* GOAL OF THE EXERCISE: Wherever a line holds the string "Maine", copy that line.

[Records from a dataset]
○ ○ ○
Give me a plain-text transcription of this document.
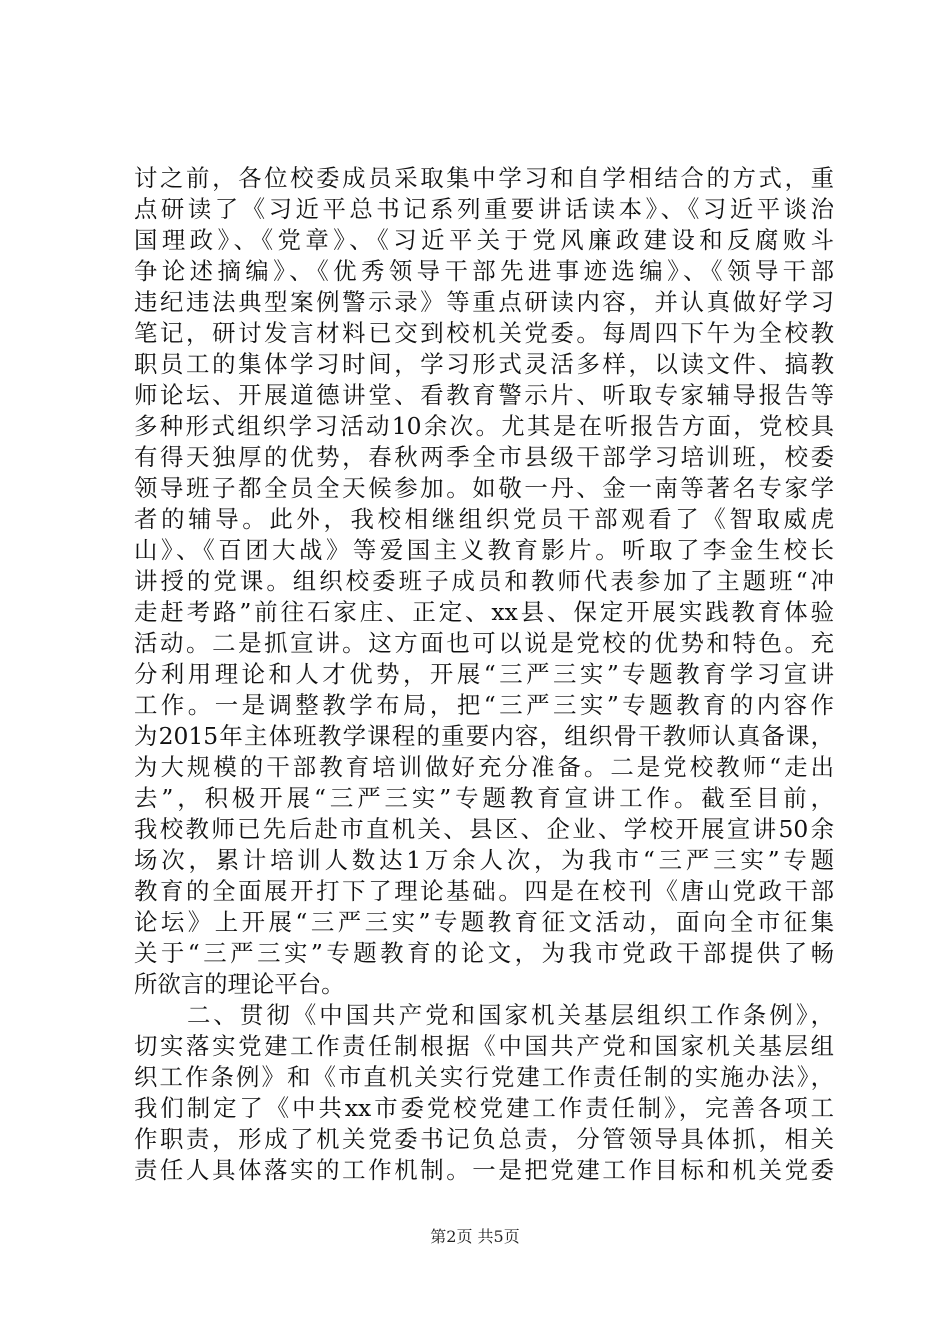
讨之前，各位校委成员采取集中学习和自学相结合的方式，重
点研读了《习近平总书记系列重要讲话读本》、《习近平谈治
国理政》、《党章》、《习近平关于党风廉政建设和反腐败斗
争论述摘编》、《优秀领导干部先进事迹选编》、《领导干部
违纪违法典型案例警示录》等重点研读内容，并认真做好学习
笔记，研讨发言材料已交到校机关党委。每周四下午为全校教
职员工的集体学习时间，学习形式灵活多样，以读文件、搞教
师论坛、开展道德讲堂、看教育警示片、听取专家辅导报告等
多种形式组织学习活动10余次。尤其是在听报告方面，党校具
有得天独厚的优势，春秋两季全市县级干部学习培训班，校委
领导班子都全员全天候参加。如敬一丹、金一南等著名专家学
者的辅导。此外，我校相继组织党员干部观看了《智取威虎
山》、《百团大战》等爱国主义教育影片。听取了李金生校长
讲授的党课。组织校委班子成员和教师代表参加了主题班“冲
走赶考路”前往石家庄、正定、xx县、保定开展实践教育体验
活动。二是抓宣讲。这方面也可以说是党校的优势和特色。充
分利用理论和人才优势，开展“三严三实”专题教育学习宣讲
工作。一是调整教学布局，把“三严三实”专题教育的内容作
为2015年主体班教学课程的重要内容，组织骨干教师认真备课，
为大规模的干部教育培训做好充分准备。二是党校教师“走出
去”，积极开展“三严三实”专题教育宣讲工作。截至目前，
我校教师已先后赴市直机关、县区、企业、学校开展宣讲50余
场次，累计培训人数达1万余人次，为我市“三严三实”专题
教育的全面展开打下了理论基础。四是在校刊《唐山党政干部
论坛》上开展“三严三实”专题教育征文活动，面向全市征集
关于“三严三实”专题教育的论文，为我市党政干部提供了畅
所欲言的理论平台。
　　二、贯彻《中国共产党和国家机关基层组织工作条例》，
切实落实党建工作责任制根据《中国共产党和国家机关基层组
织工作条例》和《市直机关实行党建工作责任制的实施办法》，
我们制定了《中共xx市委党校党建工作责任制》，完善各项工
作职责，形成了机关党委书记负总责，分管领导具体抓，相关
责任人具体落实的工作机制。一是把党建工作目标和机关党委
第2页 共5页
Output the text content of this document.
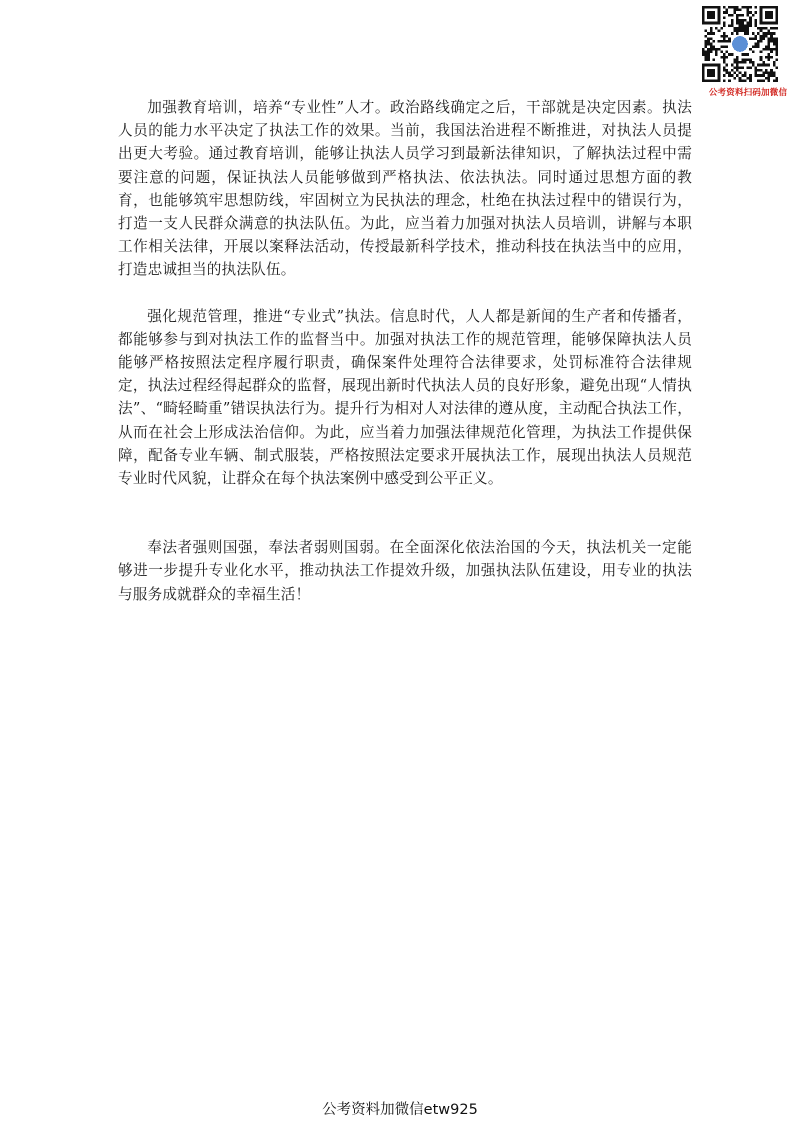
公考资料扫码加微信

加强教育培训，培养“专业性”人才。政治路线确定之后，干部就是决定因素。执法人员的能力水平决定了执法工作的效果。当前，我国法治进程不断推进，对执法人员提出更大考验。通过教育培训，能够让执法人员学习到最新法律知识，了解执法过程中需要注意的问题，保证执法人员能够做到严格执法、依法执法。同时通过思想方面的教育，也能够筑牢思想防线，牢固树立为民执法的理念，杜绝在执法过程中的错误行为，打造一支人民群众满意的执法队伍。为此，应当着力加强对执法人员培训，讲解与本职工作相关法律，开展以案释法活动，传授最新科学技术，推动科技在执法当中的应用，打造忠诚担当的执法队伍。

强化规范管理，推进“专业式”执法。信息时代，人人都是新闻的生产者和传播者，都能够参与到对执法工作的监督当中。加强对执法工作的规范管理，能够保障执法人员能够严格按照法定程序履行职责，确保案件处理符合法律要求，处罚标准符合法律规定，执法过程经得起群众的监督，展现出新时代执法人员的良好形象，避免出现“人情执法”、“畸轻畸重”错误执法行为。提升行为相对人对法律的遵从度，主动配合执法工作，从而在社会上形成法治信仰。为此，应当着力加强法律规范化管理，为执法工作提供保障，配备专业车辆、制式服装，严格按照法定要求开展执法工作，展现出执法人员规范专业时代风貌，让群众在每个执法案例中感受到公平正义。

奉法者强则国强，奉法者弱则国弱。在全面深化依法治国的今天，执法机关一定能够进一步提升专业化水平，推动执法工作提效升级，加强执法队伍建设，用专业的执法与服务成就群众的幸福生活！

公考资料加微信etw925
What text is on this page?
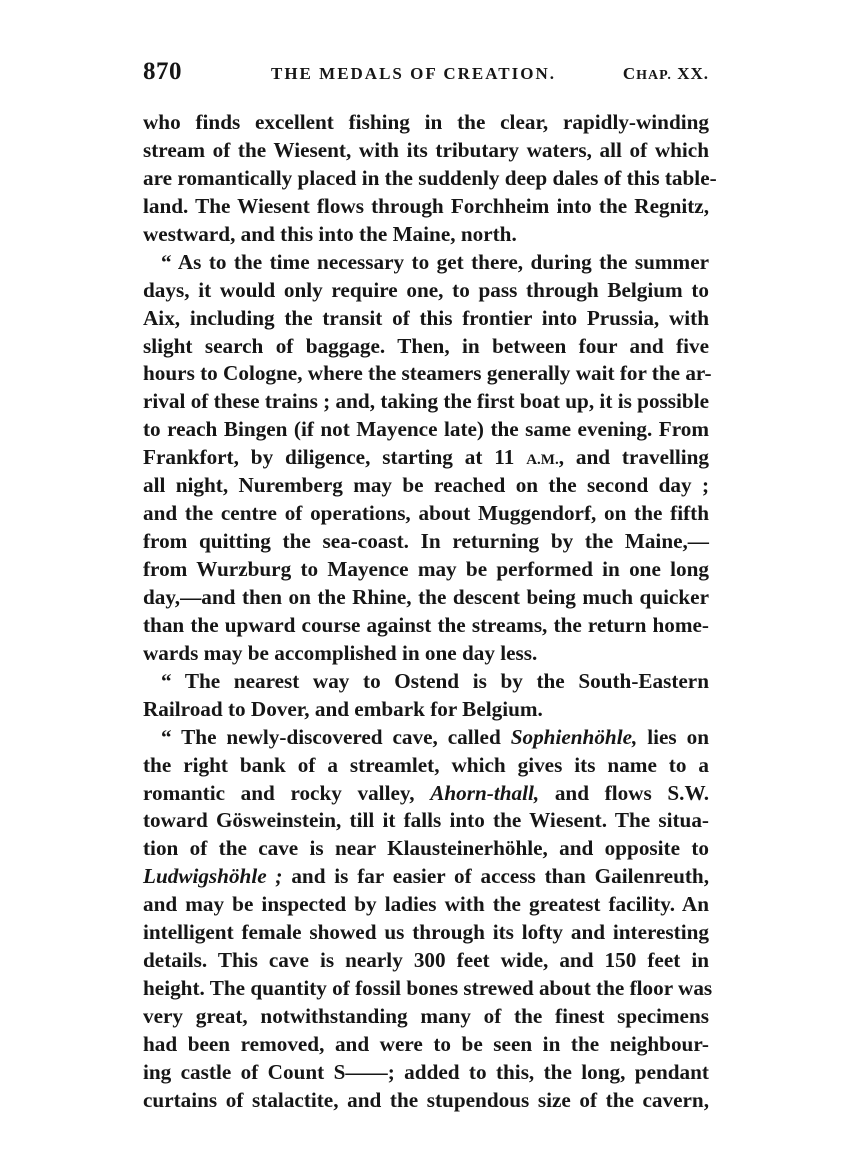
870	THE MEDALS OF CREATION.	CHAP. XX.
who finds excellent fishing in the clear, rapidly-winding
stream of the Wiesent, with its tributary waters, all of which
are romantically placed in the suddenly deep dales of this table-
land. The Wiesent flows through Forchheim into the Regnitz,
westward, and this into the Maine, north.
“ As to the time necessary to get there, during the summer
days, it would only require one, to pass through Belgium to
Aix, including the transit of this frontier into Prussia, with
slight search of baggage. Then, in between four and five
hours to Cologne, where the steamers generally wait for the ar-
rival of these trains ; and, taking the first boat up, it is possible
to reach Bingen (if not Mayence late) the same evening. From
Frankfort, by diligence, starting at 11 A.M., and travelling
all night, Nuremberg may be reached on the second day ;
and the centre of operations, about Muggendorf, on the fifth
from quitting the sea-coast. In returning by the Maine,—
from Wurzburg to Mayence may be performed in one long
day,—and then on the Rhine, the descent being much quicker
than the upward course against the streams, the return home-
wards may be accomplished in one day less.
“ The nearest way to Ostend is by the South-Eastern
Railroad to Dover, and embark for Belgium.
“ The newly-discovered cave, called Sophienhöhle, lies on
the right bank of a streamlet, which gives its name to a
romantic and rocky valley, Ahorn-thall, and flows S.W.
toward Gösweinstein, till it falls into the Wiesent. The situa-
tion of the cave is near Klausteinerhöhle, and opposite to
Ludwigshöhle ; and is far easier of access than Gailenreuth,
and may be inspected by ladies with the greatest facility. An
intelligent female showed us through its lofty and interesting
details. This cave is nearly 300 feet wide, and 150 feet in
height. The quantity of fossil bones strewed about the floor was
very great, notwithstanding many of the finest specimens
had been removed, and were to be seen in the neighbour-
ing castle of Count S——; added to this, the long, pendant
curtains of stalactite, and the stupendous size of the cavern,
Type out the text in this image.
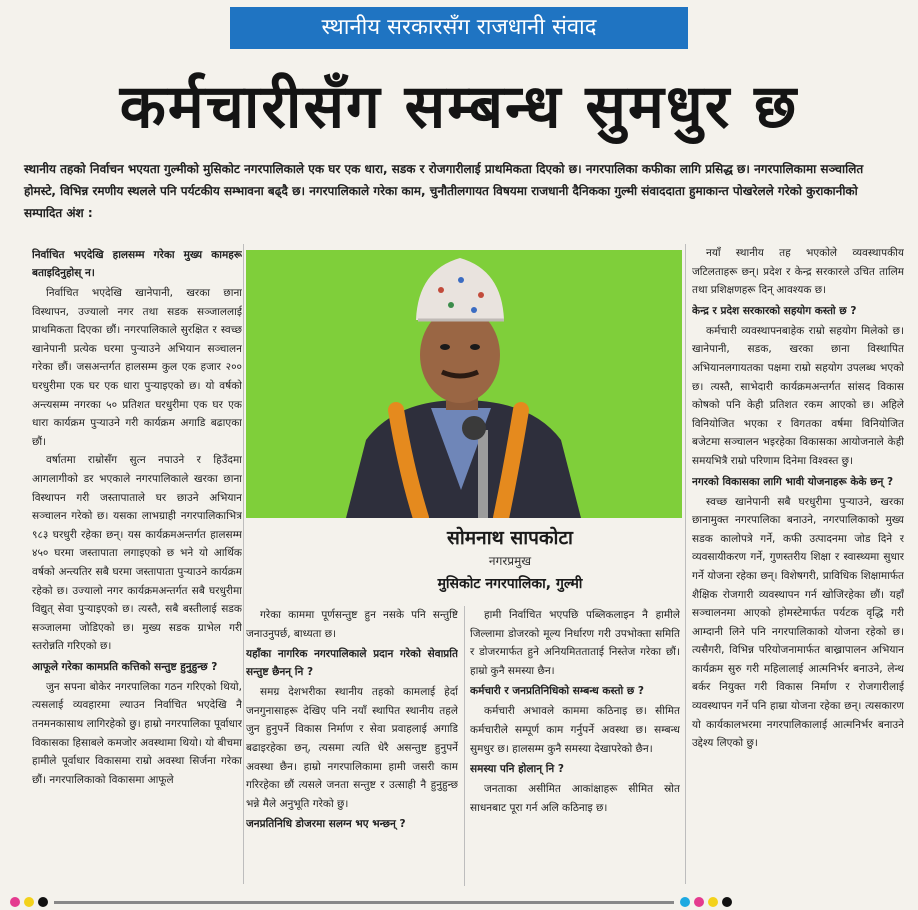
स्थानीय सरकारसँग राजधानी संवाद
कर्मचारीसँग सम्बन्ध सुमधुर छ
स्थानीय तहको निर्वाचन भएयता गुल्मीको मुसिकोट नगरपालिकाले एक घर एक धारा, सडक र रोजगारीलाई प्राथमिकता दिएको छ। नगरपालिका कफीका लागि प्रसिद्ध छ। नगरपालिकामा सञ्चालित होमस्टे, विभिन्न रमणीय स्थलले पनि पर्यटकीय सम्भावना बढ्दै छ। नगरपालिकाले गरेका काम, चुनौतीलगायत विषयमा राजधानी दैनिकका गुल्मी संवाददाता हुमाकान्त पोखरेलले गरेको कुराकानीको सम्पादित अंश :
निर्वाचित भएदेखि हालसम्म गरेका मुख्य कामहरू बताइदिनुहोस् न।

निर्वाचित भएदेखि खानेपानी, खरका छाना विस्थापन, उज्यालो नगर तथा सडक सञ्जाललाई प्राथमिकता दिएका छौं। नगरपालिकाले सुरक्षित र स्वच्छ खानेपानी प्रत्येक घरमा पुर्‍याउने अभियान सञ्चालन गरेका छौं। जसअन्तर्गत हालसम्म कुल एक हजार २०० घरधुरीमा एक घर एक धारा पुर्‍याइएको छ। यो वर्षको अन्त्यसम्म नगरका ५० प्रतिशत घरधुरीमा एक घर एक धारा कार्यक्रम पुर्‍याउने गरी कार्यक्रम अगाडि बढाएका छौं।

वर्षातमा राम्रोसँग सुत्न नपाउने र हिउँदमा आगलागीको डर भएकाले नगरपालिकाले खरका छाना विस्थापन गरी जस्तापाताले घर छाउने अभियान सञ्चालन गरेको छ। यसका लाभग्राही नगरपालिकाभित्र ९८३ घरधुरी रहेका छन्। यस कार्यक्रमअन्तर्गत हालसम्म ४५० घरमा जस्तापाता लगाइएको छ भने यो आर्थिक वर्षको अन्त्यतिर सबै घरमा जस्तापाता पुर्‍याउने कार्यक्रम रहेको छ। उज्यालो नगर कार्यक्रमअन्तर्गत सबै घरधुरीमा विद्युत् सेवा पुर्‍याइएको छ। त्यस्तै, सबै बस्तीलाई सडक सञ्जालमा जोडिएको छ। मुख्य सडक ग्राभेल गरी स्तरोन्नति गरिएको छ।

आफूले गरेका कामप्रति कत्तिको सन्तुष्ट हुनुहुन्छ ?

जुन सपना बोकेर नगरपालिका गठन गरिएको थियो, त्यसलाई व्यवहारमा ल्याउन निर्वाचित भएदेखि नै तनमनकासाथ लागिरहेको छु। हाम्रो नगरपालिका पूर्वाधार विकासका हिसाबले कमजोर अवस्थामा थियो। यो बीचमा हामीले पूर्वाधार विकासमा राम्रो अवस्था सिर्जना गरेका छौं। नगरपालिकाको विकासमा आफूले

सोमनाथ सापकोटा
नगरप्रमुख
मुसिकोट नगरपालिका, गुल्मी

गरेका काममा पूर्णसन्तुष्ट हुन नसके पनि सन्तुष्टि जनाउनुपर्छ, बाध्यता छ।

यहाँका नागरिक नगरपालिकाले प्रदान गरेको सेवाप्रति सन्तुष्ट छैनन् नि ?

समग्र देशभरीका स्थानीय तहको कामलाई हेर्दा जनगुनासाहरू देखिए पनि नयाँ स्थापित स्थानीय तहले जुन हुनुपर्ने विकास निर्माण र सेवा प्रवाहलाई अगाडि बढाइरहेका छन्, त्यसमा त्यति धेरै असन्तुष्ट हुनुपर्ने अवस्था छैन। हाम्रो नगरपालिकामा हामी जसरी काम गरिरहेका छौं त्यसले जनता सन्तुष्ट र उत्साही नै हुनुहुन्छ भन्ने मैले अनुभूति गरेको छु।

जनप्रतिनिधि डोजरमा सलग्न भए भन्छन् ?

हामी निर्वाचित भएपछि पब्लिकलाइन नै हामीले जिल्लामा डोजरको मूल्य निर्धारण गरी उपभोक्ता समिति र डोजरमार्फत हुने अनियमितताताई निस्तेज गरेका छौं। हाम्रो कुनै समस्या छैन।

कर्मचारी र जनप्रतिनिधिको सम्बन्ध कस्तो छ ?

कर्मचारी अभावले काममा कठिनाइ छ। सीमित कर्मचारीले सम्पूर्ण काम गर्नुपर्ने अवस्था छ। सम्बन्ध सुमधुर छ। हालसम्म कुनै समस्या देखापरेको छैन।

समस्या पनि होलान् नि ?

जनताका असीमित आकांक्षाहरू सीमित स्रोत साधनबाट पूरा गर्न अलि कठिनाइ छ।

नयाँ स्थानीय तह भएकोले व्यवस्थापकीय जटिलताहरू छन्। प्रदेश र केन्द्र सरकारले उचित तालिम तथा प्रशिक्षणहरू दिन् आवश्यक छ।

केन्द्र र प्रदेश सरकारको सहयोग कस्तो छ ?

कर्मचारी व्यवस्थापनबाहेक राम्रो सहयोग मिलेको छ। खानेपानी, सडक, खरका छाना विस्थापित अभियानलगायतका पक्षमा राम्रो सहयोग उपलब्ध भएको छ। त्यस्तै, साभेदारी कार्यक्रमअन्तर्गत सांसद विकास कोषको पनि केही प्रतिशत रकम आएको छ। अहिले विनियोजित भएका र विगतका वर्षमा विनियोजित बजेटमा सञ्चालन भइरहेका विकासका आयोजनाले केही समयभित्रै राम्रो परिणाम दिनेमा विश्वस्त छु।

नगरको विकासका लागि भावी योजनाहरू केके छन् ?

स्वच्छ खानेपानी सबै घरधुरीमा पुर्‍याउने, खरका छानामुक्त नगरपालिका बनाउने, नगरपालिकाको मुख्य सडक कालोपत्रे गर्ने, कफी उत्पादनमा जोड दिने र व्यवसायीकरण गर्ने, गुणस्तरीय शिक्षा र स्वास्थ्यमा सुधार गर्ने योजना रहेका छन्। विशेषगरी, प्राविधिक शिक्षामार्फत शैक्षिक रोजगारी व्यवस्थापन गर्न खोजिरहेका छौं। यहाँ सञ्चालनमा आएको होमस्टेमार्फत पर्यटक वृद्धि गरी आम्दानी लिने पनि नगरपालिकाको योजना रहेको छ। त्यसैगरी, विभिन्न परियोजनामार्फत बाख्रापालन अभियान कार्यक्रम सुरु गरी महिलालाई आत्मनिर्भर बनाउने, लेन्थ बर्कर नियुक्त गरी विकास निर्माण र रोजगारीलाई व्यवस्थापन गर्ने पनि हाम्रा योजना रहेका छन्। त्यसकारण यो कार्यकालभरमा नगरपालिकालाई आत्मनिर्भर बनाउने उद्देश्य लिएको छु।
○ ○ ○
* REPLY TO THE TASK:
westward, and this into the Maine, north.
from quitting the sea-coast. In returning by the Maine,—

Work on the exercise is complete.